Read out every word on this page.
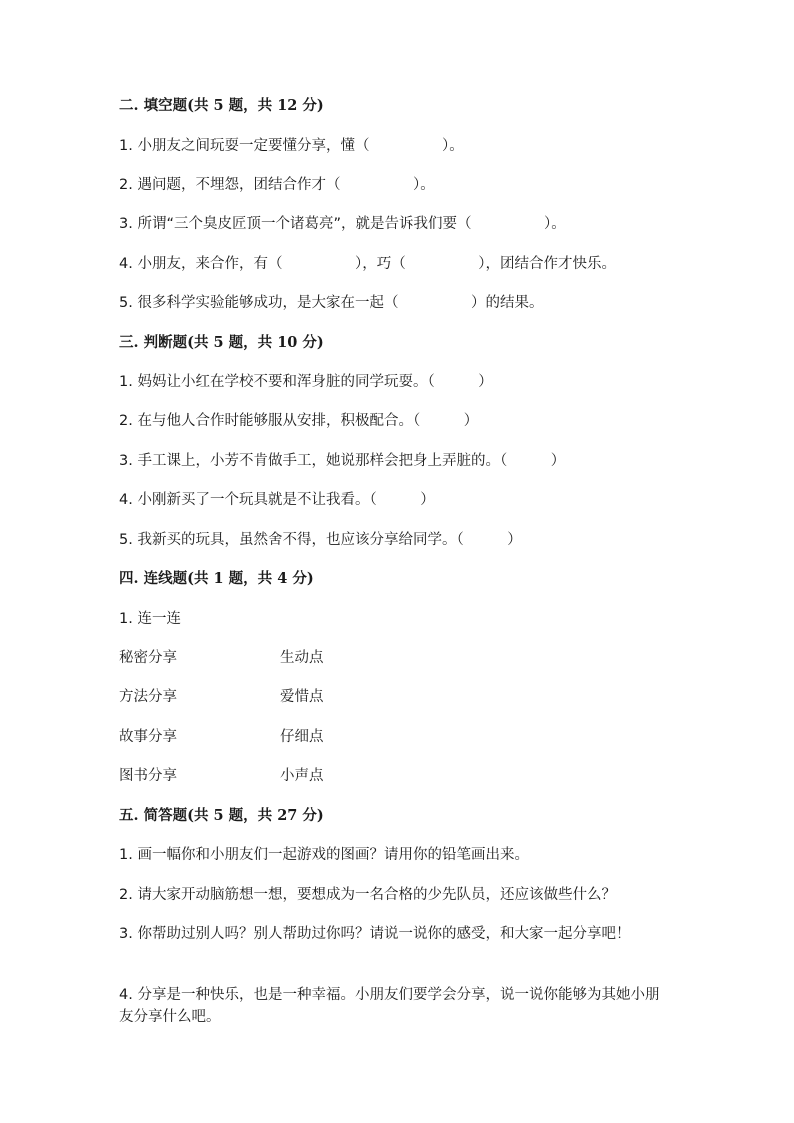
二. 填空题(共 5 题，共 12 分)
1. 小朋友之间玩耍一定要懂分享，懂（　　　　　）。
2. 遇问题，不埋怨，团结合作才（　　　　　）。
3. 所谓“三个臭皮匠顶一个诸葛亮”，就是告诉我们要（　　　　　）。
4. 小朋友，来合作，有（　　　　　），巧（　　　　　），团结合作才快乐。
5. 很多科学实验能够成功，是大家在一起（　　　　　）的结果。
三. 判断题(共 5 题，共 10 分)
1. 妈妈让小红在学校不要和浑身脏的同学玩耍。（　　　）
2. 在与他人合作时能够服从安排，积极配合。（　　　）
3. 手工课上，小芳不肯做手工，她说那样会把身上弄脏的。（　　　）
4. 小刚新买了一个玩具就是不让我看。（　　　）
5. 我新买的玩具，虽然舍不得，也应该分享给同学。（　　　）
四. 连线题(共 1 题，共 4 分)
1. 连一连
秘密分享	生动点
方法分享	爱惜点
故事分享	仔细点
图书分享	小声点
五. 简答题(共 5 题，共 27 分)
1. 画一幅你和小朋友们一起游戏的图画？请用你的铅笔画出来。
2. 请大家开动脑筋想一想，要想成为一名合格的少先队员，还应该做些什么？
3. 你帮助过别人吗？别人帮助过你吗？请说一说你的感受，和大家一起分享吧！
4. 分享是一种快乐，也是一种幸福。小朋友们要学会分享，说一说你能够为其她小朋友分享什么吧。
================
Output all of the data exactly as it stands, minus any images.

(Written solution):
Read out every word on this page.
二. 填空题(共 5 题，共 12 分)
1. 小朋友之间玩耍一定要懂分享，懂（　　　　　）。
2. 遇问题，不埋怨，团结合作才（　　　　　）。
3. 所谓“三个臭皮匠顶一个诸葛亮”，就是告诉我们要（　　　　　）。
4. 小朋友，来合作，有（　　　　　），巧（　　　　　），团结合作才快乐。
5. 很多科学实验能够成功，是大家在一起（　　　　　）的结果。
三. 判断题(共 5 题，共 10 分)
1. 妈妈让小红在学校不要和浑身脏的同学玩耍。（　　　）
2. 在与他人合作时能够服从安排，积极配合。（　　　）
3. 手工课上，小芳不肯做手工，她说那样会把身上弄脏的。（　　　）
4. 小刚新买了一个玩具就是不让我看。（　　　）
5. 我新买的玩具，虽然舍不得，也应该分享给同学。（　　　）
四. 连线题(共 1 题，共 4 分)
1. 连一连
秘密分享	生动点
方法分享	爱惜点
故事分享	仔细点
图书分享	小声点
五. 简答题(共 5 题，共 27 分)
1. 画一幅你和小朋友们一起游戏的图画？请用你的铅笔画出来。
2. 请大家开动脑筋想一想，要想成为一名合格的少先队员，还应该做些什么？
3. 你帮助过别人吗？别人帮助过你吗？请说一说你的感受，和大家一起分享吧！
4. 分享是一种快乐，也是一种幸福。小朋友们要学会分享，说一说你能够为其她小朋友分享什么吧。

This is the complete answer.